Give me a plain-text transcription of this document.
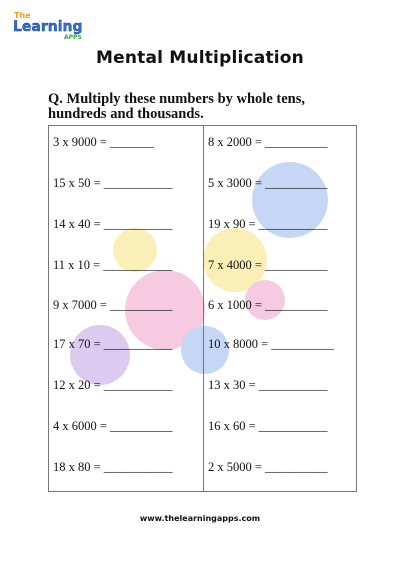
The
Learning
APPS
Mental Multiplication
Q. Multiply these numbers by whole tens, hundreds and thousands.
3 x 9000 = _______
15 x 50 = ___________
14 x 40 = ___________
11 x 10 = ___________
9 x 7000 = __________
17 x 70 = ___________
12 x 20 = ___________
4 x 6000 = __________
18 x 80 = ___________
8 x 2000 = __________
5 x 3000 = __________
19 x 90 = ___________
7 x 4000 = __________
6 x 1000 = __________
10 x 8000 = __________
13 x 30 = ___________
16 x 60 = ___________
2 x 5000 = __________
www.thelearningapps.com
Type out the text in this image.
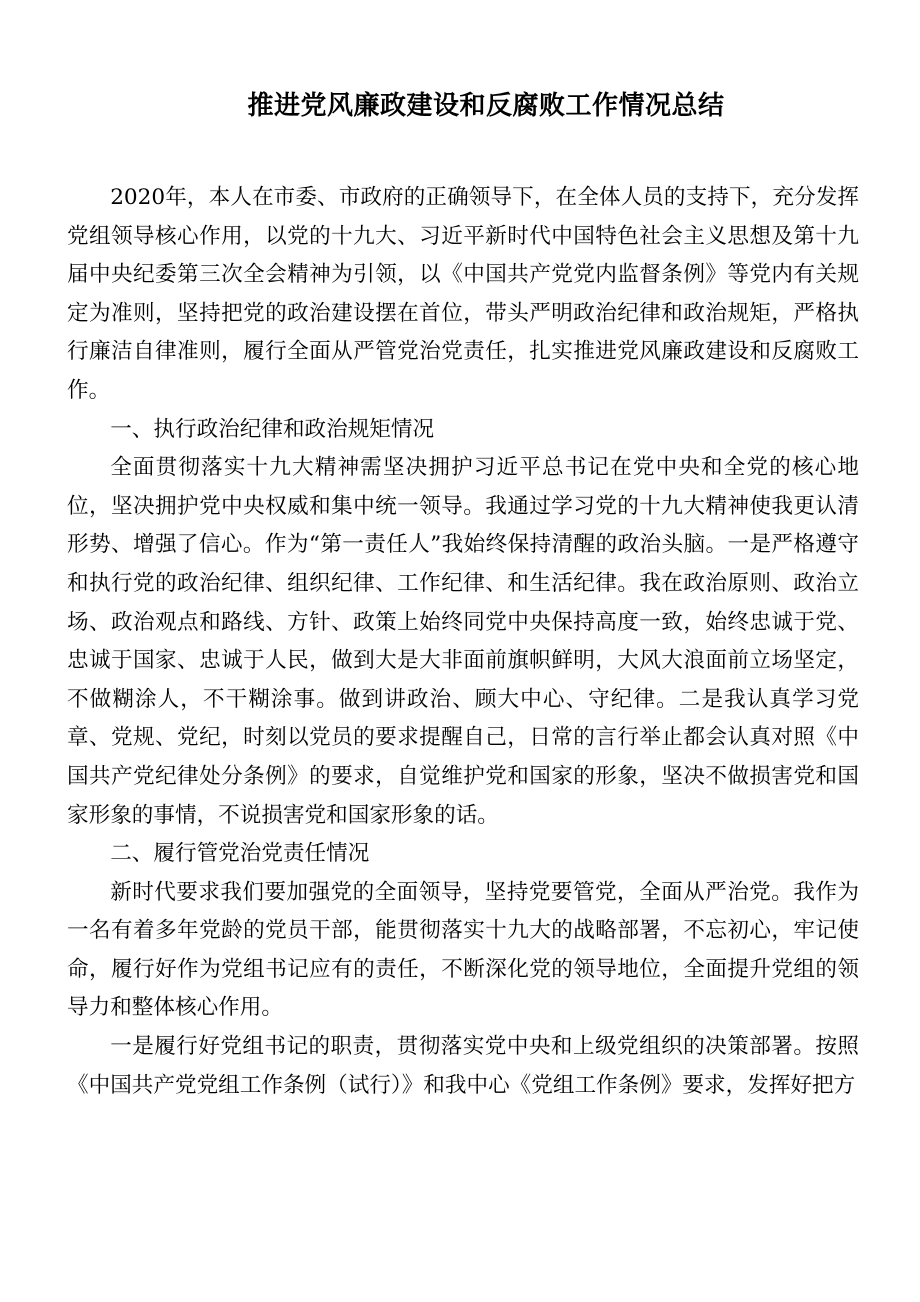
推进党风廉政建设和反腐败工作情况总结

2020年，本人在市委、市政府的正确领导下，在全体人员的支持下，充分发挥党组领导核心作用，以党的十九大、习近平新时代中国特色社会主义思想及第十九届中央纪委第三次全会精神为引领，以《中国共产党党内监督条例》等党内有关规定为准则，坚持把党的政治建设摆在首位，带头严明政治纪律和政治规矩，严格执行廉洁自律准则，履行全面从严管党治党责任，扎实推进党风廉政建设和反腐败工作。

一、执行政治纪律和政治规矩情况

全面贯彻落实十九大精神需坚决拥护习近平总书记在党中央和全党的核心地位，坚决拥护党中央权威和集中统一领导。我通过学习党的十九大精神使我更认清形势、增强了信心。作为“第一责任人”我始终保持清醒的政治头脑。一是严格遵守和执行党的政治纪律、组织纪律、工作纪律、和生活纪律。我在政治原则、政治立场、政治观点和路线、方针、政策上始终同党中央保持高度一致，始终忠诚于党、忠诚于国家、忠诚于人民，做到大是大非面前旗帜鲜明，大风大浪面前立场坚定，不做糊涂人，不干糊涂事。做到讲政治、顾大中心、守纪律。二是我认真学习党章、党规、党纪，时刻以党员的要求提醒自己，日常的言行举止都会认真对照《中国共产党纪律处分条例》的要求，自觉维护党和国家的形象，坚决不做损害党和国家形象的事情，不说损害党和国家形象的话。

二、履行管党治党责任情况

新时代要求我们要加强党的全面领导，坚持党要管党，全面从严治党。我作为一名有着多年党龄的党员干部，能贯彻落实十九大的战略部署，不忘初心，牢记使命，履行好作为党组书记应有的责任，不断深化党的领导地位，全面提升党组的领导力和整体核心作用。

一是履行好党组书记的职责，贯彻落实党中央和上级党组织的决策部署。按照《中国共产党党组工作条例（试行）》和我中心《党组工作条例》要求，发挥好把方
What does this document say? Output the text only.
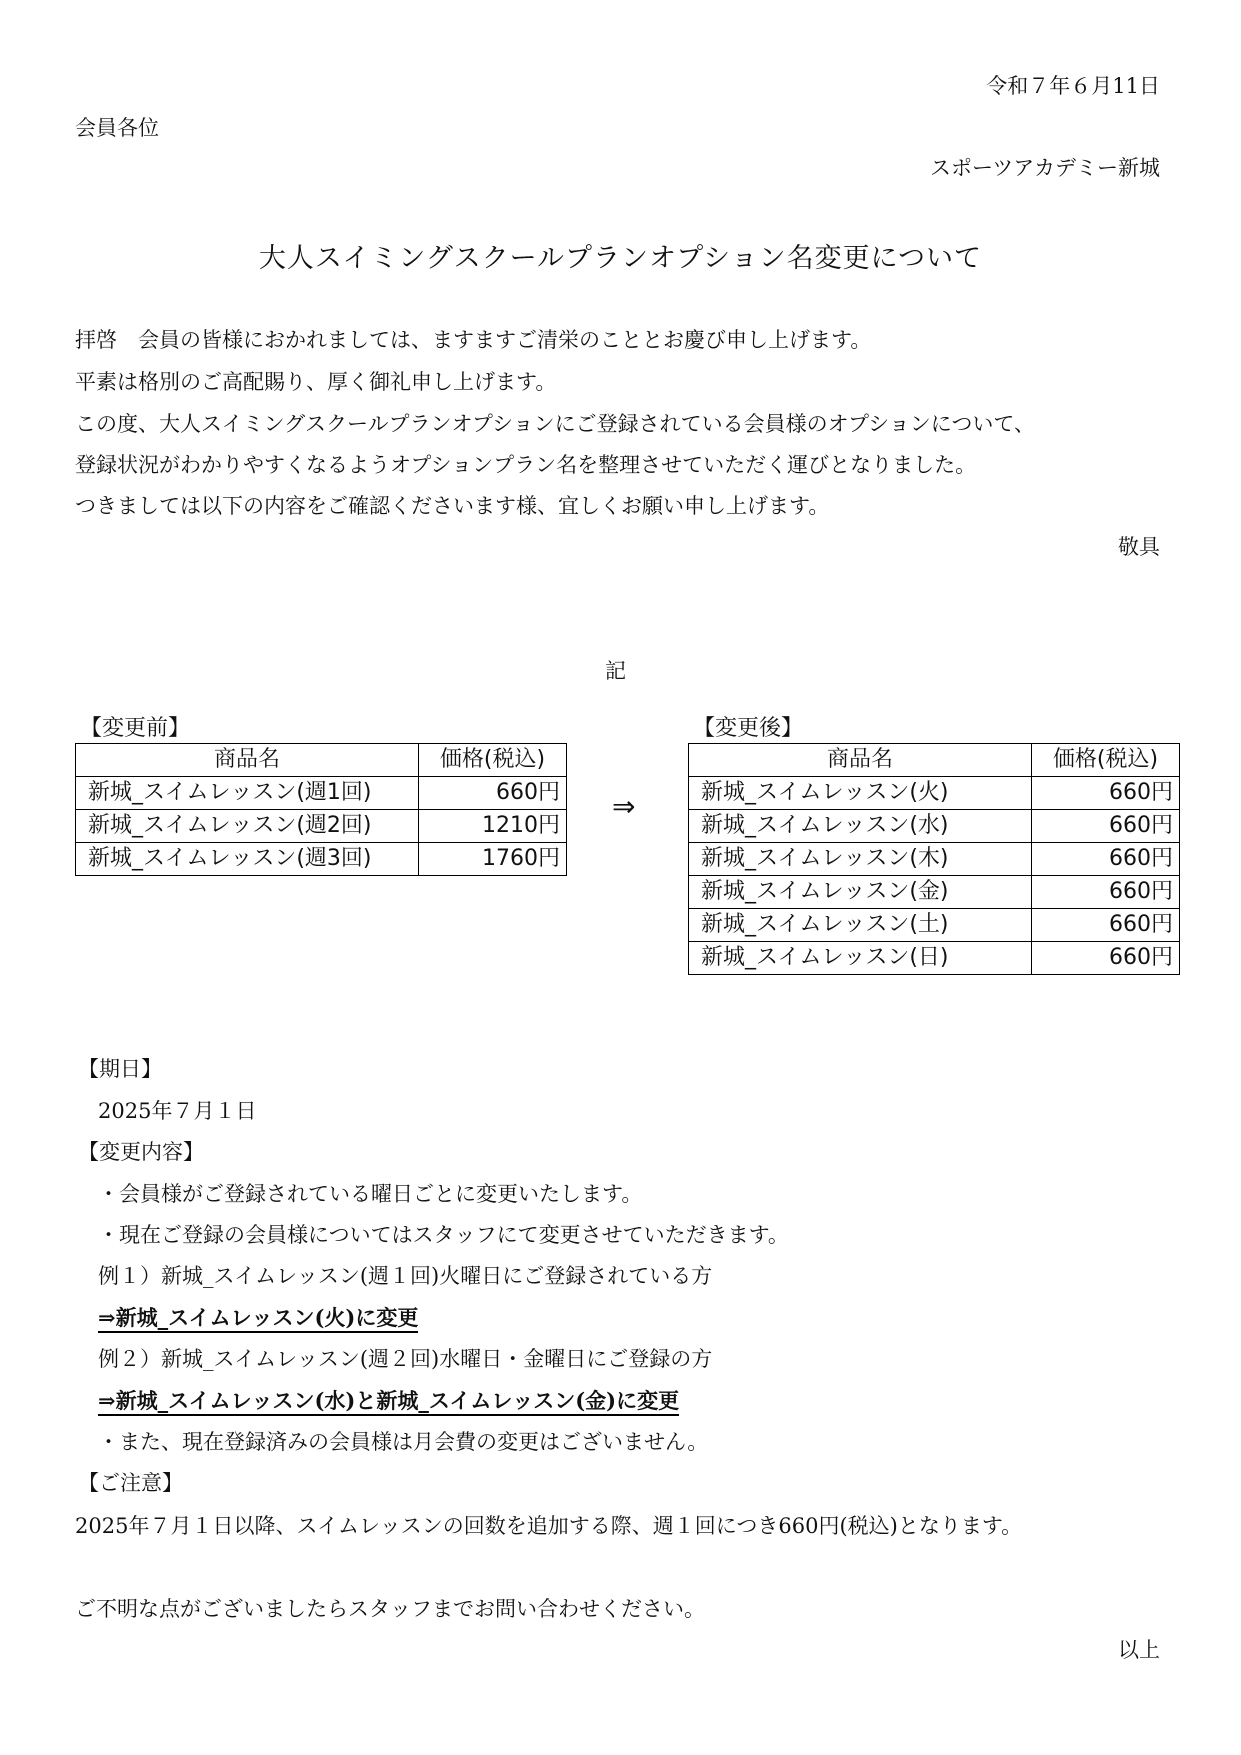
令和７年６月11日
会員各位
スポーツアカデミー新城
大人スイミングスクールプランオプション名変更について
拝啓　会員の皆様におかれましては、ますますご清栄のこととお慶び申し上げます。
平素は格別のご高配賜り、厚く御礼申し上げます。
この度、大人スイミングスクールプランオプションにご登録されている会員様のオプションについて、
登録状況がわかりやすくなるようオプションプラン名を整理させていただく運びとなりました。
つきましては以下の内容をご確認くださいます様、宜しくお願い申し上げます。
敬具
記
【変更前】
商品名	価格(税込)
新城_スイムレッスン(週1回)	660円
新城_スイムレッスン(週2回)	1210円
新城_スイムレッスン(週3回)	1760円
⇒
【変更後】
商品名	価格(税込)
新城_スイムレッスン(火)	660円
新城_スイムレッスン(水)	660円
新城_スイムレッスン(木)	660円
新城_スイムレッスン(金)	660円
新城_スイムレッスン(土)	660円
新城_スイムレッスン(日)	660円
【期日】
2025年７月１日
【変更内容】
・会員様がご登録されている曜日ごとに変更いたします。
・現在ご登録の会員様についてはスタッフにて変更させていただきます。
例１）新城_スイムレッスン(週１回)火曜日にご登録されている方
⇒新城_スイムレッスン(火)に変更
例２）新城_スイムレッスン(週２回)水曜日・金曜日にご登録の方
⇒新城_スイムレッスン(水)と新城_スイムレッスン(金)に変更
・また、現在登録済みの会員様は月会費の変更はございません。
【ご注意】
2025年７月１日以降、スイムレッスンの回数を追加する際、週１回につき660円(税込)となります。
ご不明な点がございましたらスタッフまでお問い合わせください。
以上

▶ [Stated problem]
Transcribe the complete set of entries verbatim. No pictures belong in the copy.

▶ [Solution]
Give me a plain-text transcription of this document.
The
Learning
APPS
Mental Multiplication
Q. Multiply these numbers by whole tens, hundreds and thousands.
3 x 9000 = _______
15 x 50 = ___________
14 x 40 = ___________
11 x 10 = ___________
9 x 7000 = __________
17 x 70 = ___________
12 x 20 = ___________
4 x 6000 = __________
18 x 80 = ___________
8 x 2000 = __________
5 x 3000 = __________
19 x 90 = ___________
7 x 4000 = __________
6 x 1000 = __________
10 x 8000 = __________
13 x 30 = ___________
16 x 60 = ___________
2 x 5000 = __________
www.thelearningapps.com
Type out the text in this image.
推进党风廉政建设和反腐败工作情况总结

2020年，本人在市委、市政府的正确领导下，在全体人员的支持下，充分发挥党组领导核心作用，以党的十九大、习近平新时代中国特色社会主义思想及第十九届中央纪委第三次全会精神为引领，以《中国共产党党内监督条例》等党内有关规定为准则，坚持把党的政治建设摆在首位，带头严明政治纪律和政治规矩，严格执行廉洁自律准则，履行全面从严管党治党责任，扎实推进党风廉政建设和反腐败工作。

一、执行政治纪律和政治规矩情况

全面贯彻落实十九大精神需坚决拥护习近平总书记在党中央和全党的核心地位，坚决拥护党中央权威和集中统一领导。我通过学习党的十九大精神使我更认清形势、增强了信心。作为“第一责任人”我始终保持清醒的政治头脑。一是严格遵守和执行党的政治纪律、组织纪律、工作纪律、和生活纪律。我在政治原则、政治立场、政治观点和路线、方针、政策上始终同党中央保持高度一致，始终忠诚于党、忠诚于国家、忠诚于人民，做到大是大非面前旗帜鲜明，大风大浪面前立场坚定，不做糊涂人，不干糊涂事。做到讲政治、顾大中心、守纪律。二是我认真学习党章、党规、党纪，时刻以党员的要求提醒自己，日常的言行举止都会认真对照《中国共产党纪律处分条例》的要求，自觉维护党和国家的形象，坚决不做损害党和国家形象的事情，不说损害党和国家形象的话。

二、履行管党治党责任情况

新时代要求我们要加强党的全面领导，坚持党要管党，全面从严治党。我作为一名有着多年党龄的党员干部，能贯彻落实十九大的战略部署，不忘初心，牢记使命，履行好作为党组书记应有的责任，不断深化党的领导地位，全面提升党组的领导力和整体核心作用。

一是履行好党组书记的职责，贯彻落实党中央和上级党组织的决策部署。按照《中国共产党党组工作条例（试行）》和我中心《党组工作条例》要求，发挥好把方
What does this document say? Output the text only.
令和７年６月11日
会員各位
スポーツアカデミー新城
大人スイミングスクールプランオプション名変更について
拝啓　会員の皆様におかれましては、ますますご清栄のこととお慶び申し上げます。
平素は格別のご高配賜り、厚く御礼申し上げます。
この度、大人スイミングスクールプランオプションにご登録されている会員様のオプションについて、
登録状況がわかりやすくなるようオプションプラン名を整理させていただく運びとなりました。
つきましては以下の内容をご確認くださいます様、宜しくお願い申し上げます。
敬具
記
【変更前】
商品名	価格(税込)
新城_スイムレッスン(週1回)	660円
新城_スイムレッスン(週2回)	1210円
新城_スイムレッスン(週3回)	1760円
⇒
【変更後】
商品名	価格(税込)
新城_スイムレッスン(火)	660円
新城_スイムレッスン(水)	660円
新城_スイムレッスン(木)	660円
新城_スイムレッスン(金)	660円
新城_スイムレッスン(土)	660円
新城_スイムレッスン(日)	660円
【期日】
2025年７月１日
【変更内容】
・会員様がご登録されている曜日ごとに変更いたします。
・現在ご登録の会員様についてはスタッフにて変更させていただきます。
例１）新城_スイムレッスン(週１回)火曜日にご登録されている方
⇒新城_スイムレッスン(火)に変更
例２）新城_スイムレッスン(週２回)水曜日・金曜日にご登録の方
⇒新城_スイムレッスン(水)と新城_スイムレッスン(金)に変更
・また、現在登録済みの会員様は月会費の変更はございません。
【ご注意】
2025年７月１日以降、スイムレッスンの回数を追加する際、週１回につき660円(税込)となります。
ご不明な点がございましたらスタッフまでお問い合わせください。
以上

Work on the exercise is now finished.